== Stored records

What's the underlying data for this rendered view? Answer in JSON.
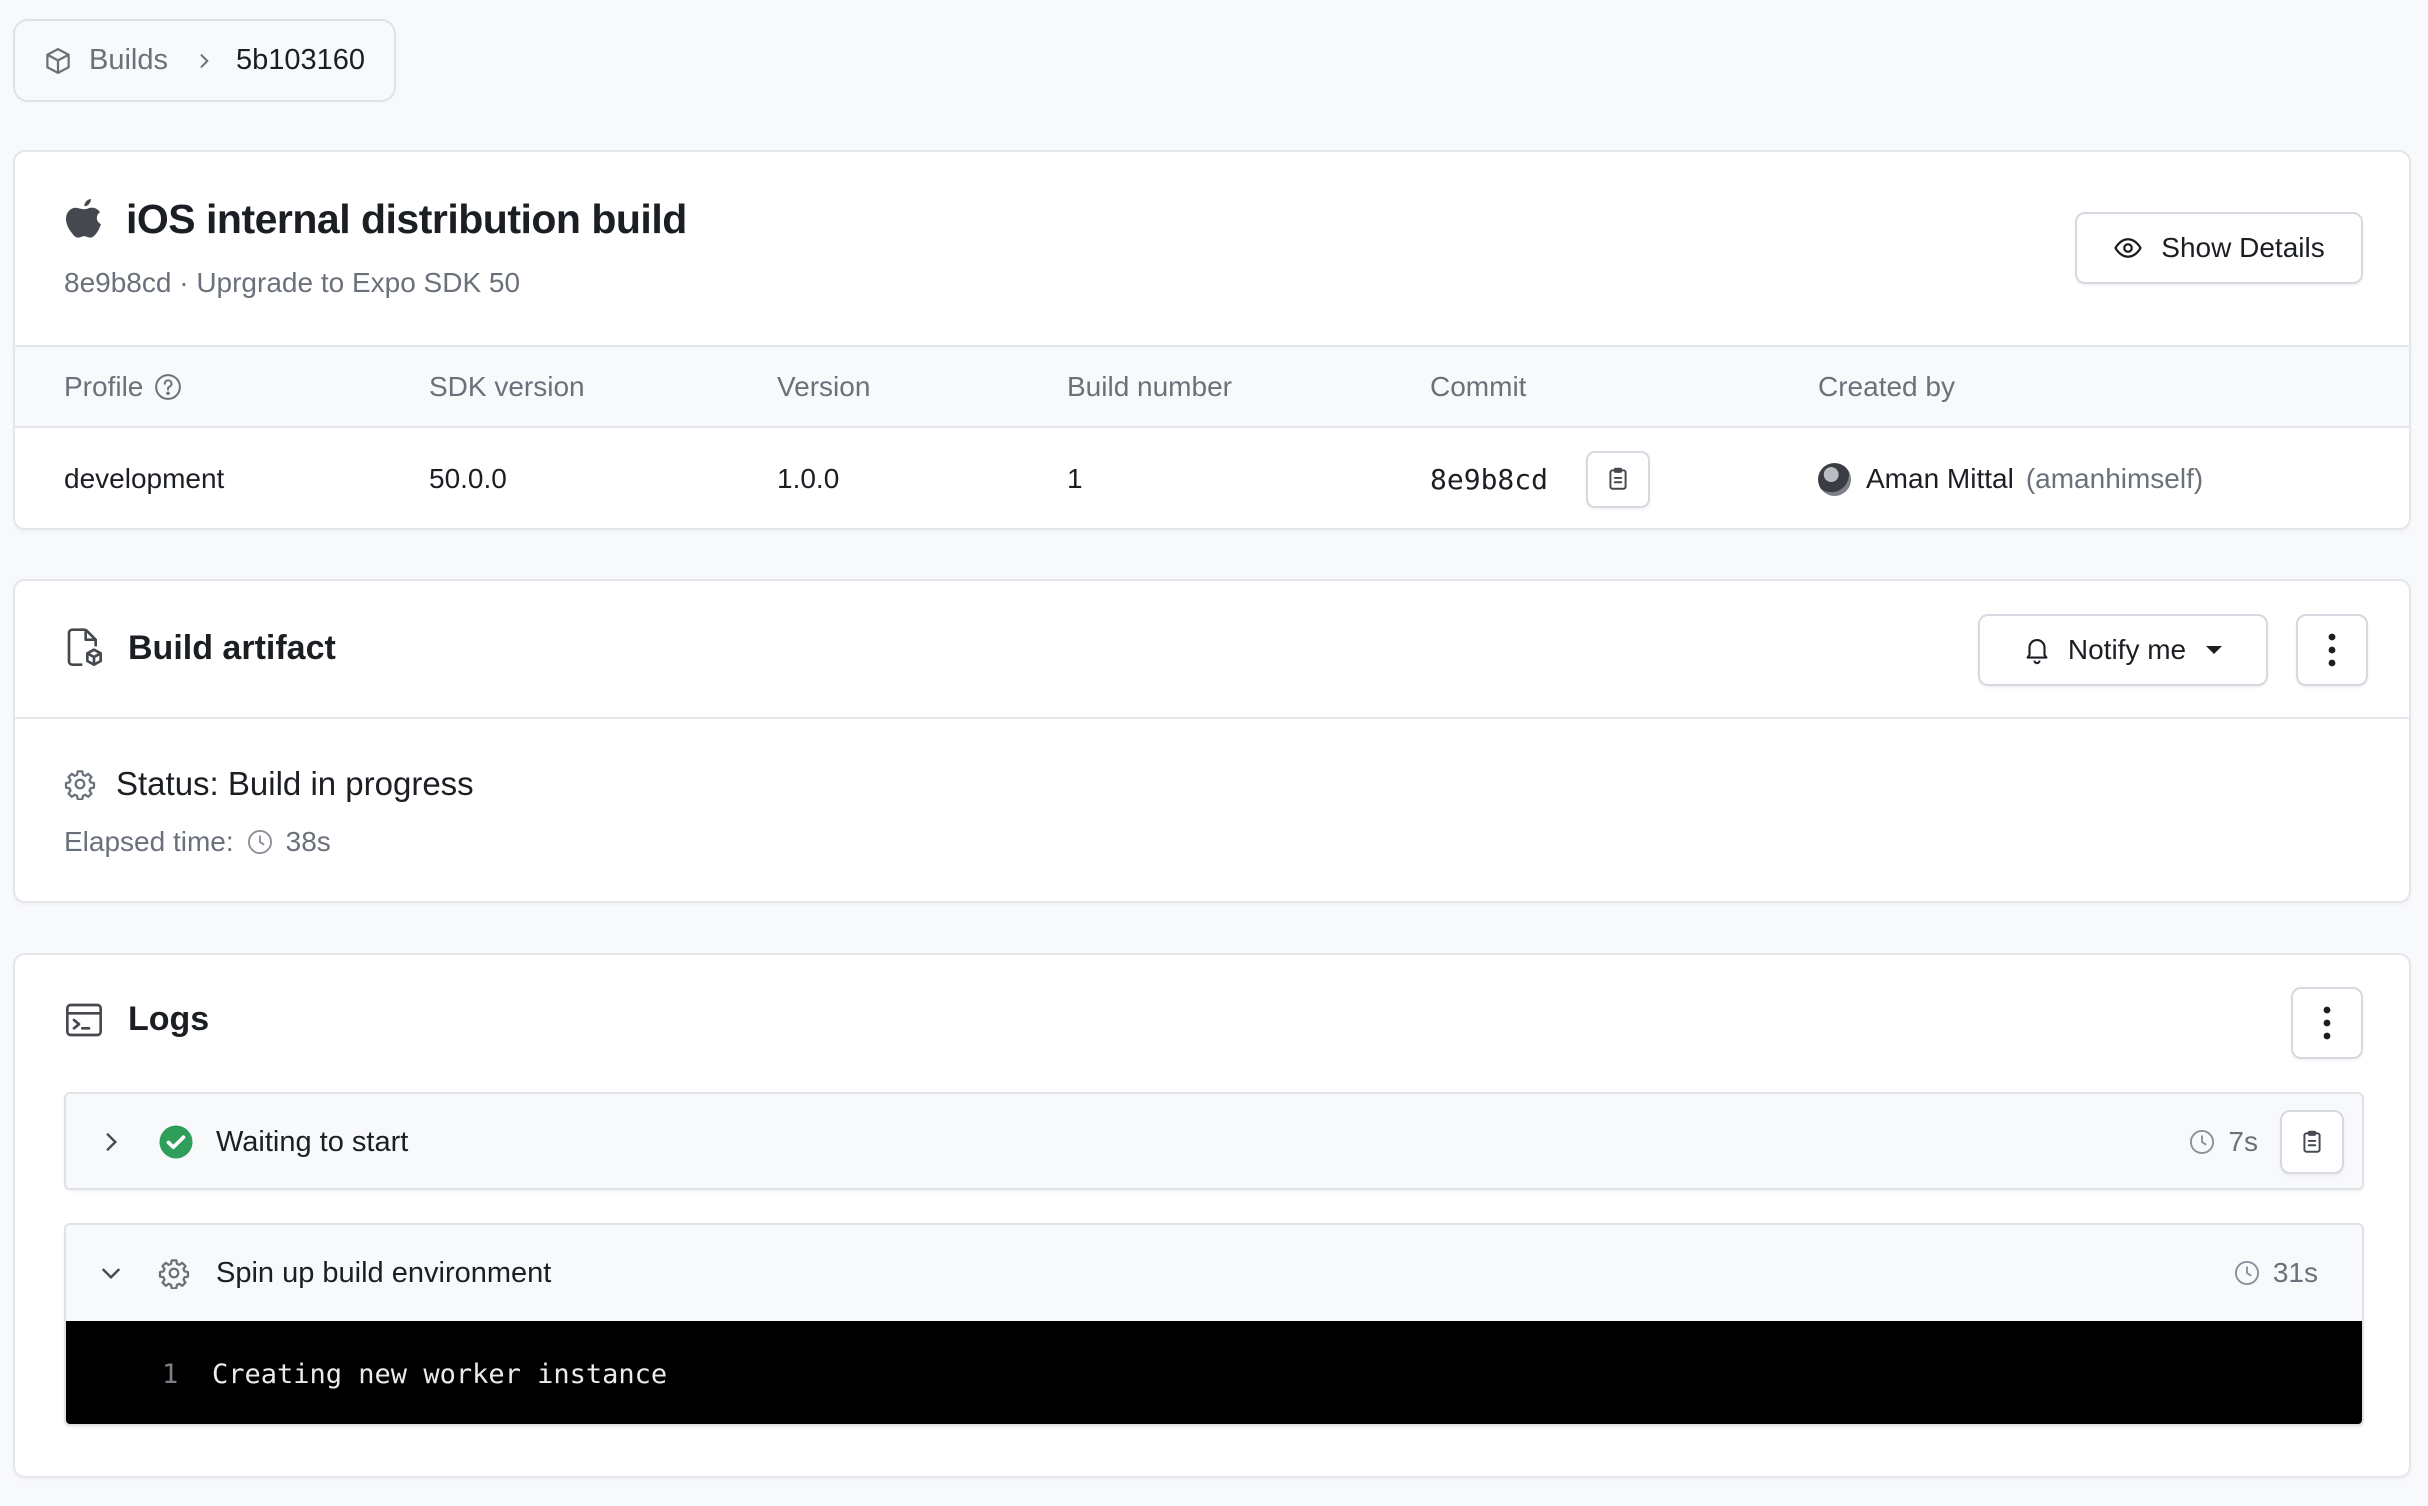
{
  "breadcrumb": {
    "parent": "Builds",
    "current": "5b103160"
  },
  "build": {
    "title": "iOS internal distribution build",
    "subtitle": "8e9b8cd · Uprgrade to Expo SDK 50",
    "show_details_label": "Show Details",
    "platform_icon": "apple-icon"
  },
  "meta": {
    "headers": {
      "profile": "Profile",
      "sdk_version": "SDK version",
      "version": "Version",
      "build_number": "Build number",
      "commit": "Commit",
      "created_by": "Created by"
    },
    "values": {
      "profile": "development",
      "sdk_version": "50.0.0",
      "version": "1.0.0",
      "build_number": "1",
      "commit": "8e9b8cd",
      "created_by_name": "Aman Mittal",
      "created_by_username": "(amanhimself)"
    }
  },
  "artifact": {
    "title": "Build artifact",
    "notify_label": "Notify me",
    "status": "Status: Build in progress",
    "elapsed_label": "Elapsed time:",
    "elapsed_value": "38s"
  },
  "logs": {
    "title": "Logs",
    "steps": [
      {
        "label": "Waiting to start",
        "duration": "7s",
        "state": "success",
        "expanded": false
      },
      {
        "label": "Spin up build environment",
        "duration": "31s",
        "state": "in-progress",
        "expanded": true
      }
    ],
    "lines": [
      {
        "number": "1",
        "text": "Creating new worker instance"
      }
    ]
  },
  "colors": {
    "success": "#2f9e5a",
    "text": "#1b1f23",
    "muted": "#6a717a",
    "terminal_bg": "#000000",
    "page_bg": "#f8f9fb"
  }
}
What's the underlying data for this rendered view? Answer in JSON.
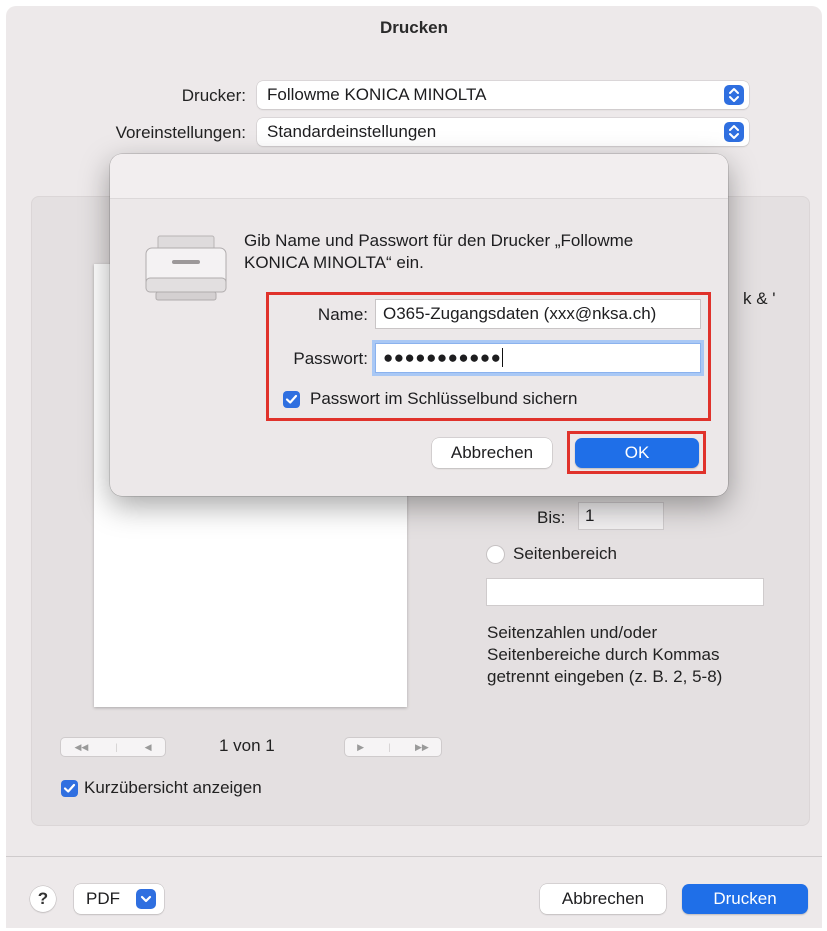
{
  "window": {
    "title": "Drucken"
  },
  "printer": {
    "label": "Drucker:",
    "value": "Followme KONICA MINOLTA"
  },
  "presets": {
    "label": "Voreinstellungen:",
    "value": "Standardeinstellungen"
  },
  "partial_label": "k & '",
  "pages": {
    "to_label": "Bis:",
    "to_value": "1",
    "range_label": "Seitenbereich",
    "range_value": "",
    "help_line1": "Seitenzahlen und/oder",
    "help_line2": "Seitenbereiche durch Kommas",
    "help_line3": "getrennt eingeben (z. B. 2, 5-8)"
  },
  "preview_nav": {
    "page_indicator": "1 von 1"
  },
  "thumbnail_toggle": {
    "label": "Kurzübersicht anzeigen",
    "checked": true
  },
  "footer": {
    "help": "?",
    "pdf": "PDF",
    "cancel": "Abbrechen",
    "print": "Drucken"
  },
  "auth_sheet": {
    "message_line1": "Gib Name und Passwort für den Drucker „Followme",
    "message_line2": "KONICA MINOLTA“ ein.",
    "name_label": "Name:",
    "name_value": "O365-Zugangsdaten (xxx@nksa.ch)",
    "password_label": "Passwort:",
    "password_value": "●●●●●●●●●●●",
    "keychain_label": "Passwort im Schlüsselbund sichern",
    "keychain_checked": true,
    "cancel": "Abbrechen",
    "ok": "OK"
  },
  "colors": {
    "accent": "#1f6fe8",
    "highlight": "#e0322b"
  }
}
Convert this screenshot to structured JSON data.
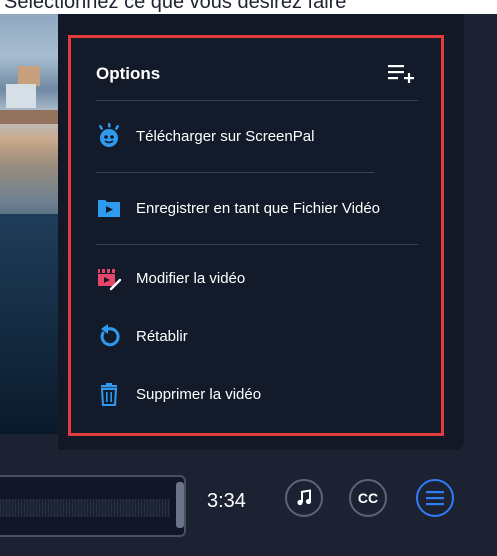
{
  "top_instruction": "Sélectionnez ce que vous désirez faire",
  "menu": {
    "title": "Options",
    "items": [
      {
        "label": "Télécharger sur ScreenPal",
        "icon": "screenpal-upload-icon"
      },
      {
        "label": "Enregistrer en tant que Fichier Vidéo",
        "icon": "video-file-icon"
      },
      {
        "label": "Modifier la vidéo",
        "icon": "edit-video-icon"
      },
      {
        "label": "Rétablir",
        "icon": "restore-icon"
      },
      {
        "label": "Supprimer la vidéo",
        "icon": "trash-icon"
      }
    ]
  },
  "toolbar": {
    "duration": "3:34",
    "music_icon": "music-note-icon",
    "captions_label": "CC",
    "menu_icon": "hamburger-menu-icon"
  },
  "colors": {
    "accent": "#2e7cf6",
    "highlight_border": "#e23b3b",
    "edit_icon": "#e8456b",
    "panel": "#121826"
  }
}
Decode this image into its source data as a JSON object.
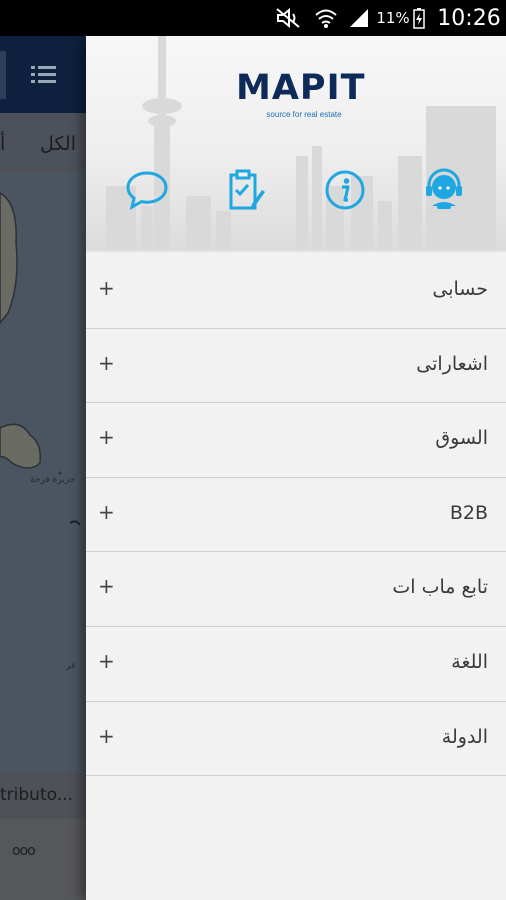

====

Every line of the listing that holds "text" should be found and copied.

**Answer to this exercise**
        "text": "Creating new worker instance"
    "text": "#1b1f23",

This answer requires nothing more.